What this task involves -> Reproduce all entries precisely, down to the last character.

Input material ->

%%

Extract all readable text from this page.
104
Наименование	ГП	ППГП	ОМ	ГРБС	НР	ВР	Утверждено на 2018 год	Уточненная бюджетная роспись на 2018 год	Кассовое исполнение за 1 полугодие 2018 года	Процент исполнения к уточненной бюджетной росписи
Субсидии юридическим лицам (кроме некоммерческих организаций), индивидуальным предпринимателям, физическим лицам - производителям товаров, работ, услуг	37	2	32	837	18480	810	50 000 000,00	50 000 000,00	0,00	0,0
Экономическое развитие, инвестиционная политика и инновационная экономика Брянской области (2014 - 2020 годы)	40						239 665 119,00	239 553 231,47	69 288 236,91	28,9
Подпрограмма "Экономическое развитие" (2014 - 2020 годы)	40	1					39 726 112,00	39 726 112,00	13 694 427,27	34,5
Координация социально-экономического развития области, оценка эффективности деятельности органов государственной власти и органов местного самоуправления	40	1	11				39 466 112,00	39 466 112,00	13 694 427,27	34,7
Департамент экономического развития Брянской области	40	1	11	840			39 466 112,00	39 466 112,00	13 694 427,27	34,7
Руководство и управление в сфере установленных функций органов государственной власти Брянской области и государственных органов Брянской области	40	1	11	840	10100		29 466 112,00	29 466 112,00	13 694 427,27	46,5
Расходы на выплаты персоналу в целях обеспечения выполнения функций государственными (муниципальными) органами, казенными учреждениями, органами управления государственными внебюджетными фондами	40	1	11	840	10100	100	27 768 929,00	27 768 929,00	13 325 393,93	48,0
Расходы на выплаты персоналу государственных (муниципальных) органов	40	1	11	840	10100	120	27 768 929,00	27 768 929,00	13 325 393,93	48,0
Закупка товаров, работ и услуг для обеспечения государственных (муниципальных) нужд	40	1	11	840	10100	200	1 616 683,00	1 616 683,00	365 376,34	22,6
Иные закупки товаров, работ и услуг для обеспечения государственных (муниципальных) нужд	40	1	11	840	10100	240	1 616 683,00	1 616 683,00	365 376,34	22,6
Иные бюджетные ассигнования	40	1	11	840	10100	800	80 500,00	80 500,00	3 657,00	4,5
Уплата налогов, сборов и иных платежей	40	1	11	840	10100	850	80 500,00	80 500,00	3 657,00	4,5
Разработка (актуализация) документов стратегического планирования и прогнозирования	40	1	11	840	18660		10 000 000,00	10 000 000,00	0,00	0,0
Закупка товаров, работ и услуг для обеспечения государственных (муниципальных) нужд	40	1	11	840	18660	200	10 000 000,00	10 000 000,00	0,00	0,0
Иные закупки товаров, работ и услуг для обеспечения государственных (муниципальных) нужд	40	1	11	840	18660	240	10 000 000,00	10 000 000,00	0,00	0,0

%%

Exercise answer ->
Extract all readable text from this page.
104
Наименование	ГП	ППГП	ОМ	ГРБС	НР	ВР	Утверждено на 2018 год	Уточненная бюджетная роспись на 2018 год	Кассовое исполнение за 1 полугодие 2018 года	Процент исполнения к уточненной бюджетной росписи
Субсидии юридическим лицам (кроме некоммерческих организаций), индивидуальным предпринимателям, физическим лицам - производителям товаров, работ, услуг	37	2	32	837	18480	810	50 000 000,00	50 000 000,00	0,00	0,0
Экономическое развитие, инвестиционная политика и инновационная экономика Брянской области (2014 - 2020 годы)	40						239 665 119,00	239 553 231,47	69 288 236,91	28,9
Подпрограмма "Экономическое развитие" (2014 - 2020 годы)	40	1					39 726 112,00	39 726 112,00	13 694 427,27	34,5
Координация социально-экономического развития области, оценка эффективности деятельности органов государственной власти и органов местного самоуправления	40	1	11				39 466 112,00	39 466 112,00	13 694 427,27	34,7
Департамент экономического развития Брянской области	40	1	11	840			39 466 112,00	39 466 112,00	13 694 427,27	34,7
Руководство и управление в сфере установленных функций органов государственной власти Брянской области и государственных органов Брянской области	40	1	11	840	10100		29 466 112,00	29 466 112,00	13 694 427,27	46,5
Расходы на выплаты персоналу в целях обеспечения выполнения функций государственными (муниципальными) органами, казенными учреждениями, органами управления государственными внебюджетными фондами	40	1	11	840	10100	100	27 768 929,00	27 768 929,00	13 325 393,93	48,0
Расходы на выплаты персоналу государственных (муниципальных) органов	40	1	11	840	10100	120	27 768 929,00	27 768 929,00	13 325 393,93	48,0
Закупка товаров, работ и услуг для обеспечения государственных (муниципальных) нужд	40	1	11	840	10100	200	1 616 683,00	1 616 683,00	365 376,34	22,6
Иные закупки товаров, работ и услуг для обеспечения государственных (муниципальных) нужд	40	1	11	840	10100	240	1 616 683,00	1 616 683,00	365 376,34	22,6
Иные бюджетные ассигнования	40	1	11	840	10100	800	80 500,00	80 500,00	3 657,00	4,5
Уплата налогов, сборов и иных платежей	40	1	11	840	10100	850	80 500,00	80 500,00	3 657,00	4,5
Разработка (актуализация) документов стратегического планирования и прогнозирования	40	1	11	840	18660		10 000 000,00	10 000 000,00	0,00	0,0
Закупка товаров, работ и услуг для обеспечения государственных (муниципальных) нужд	40	1	11	840	18660	200	10 000 000,00	10 000 000,00	0,00	0,0
Иные закупки товаров, работ и услуг для обеспечения государственных (муниципальных) нужд	40	1	11	840	18660	240	10 000 000,00	10 000 000,00	0,00	0,0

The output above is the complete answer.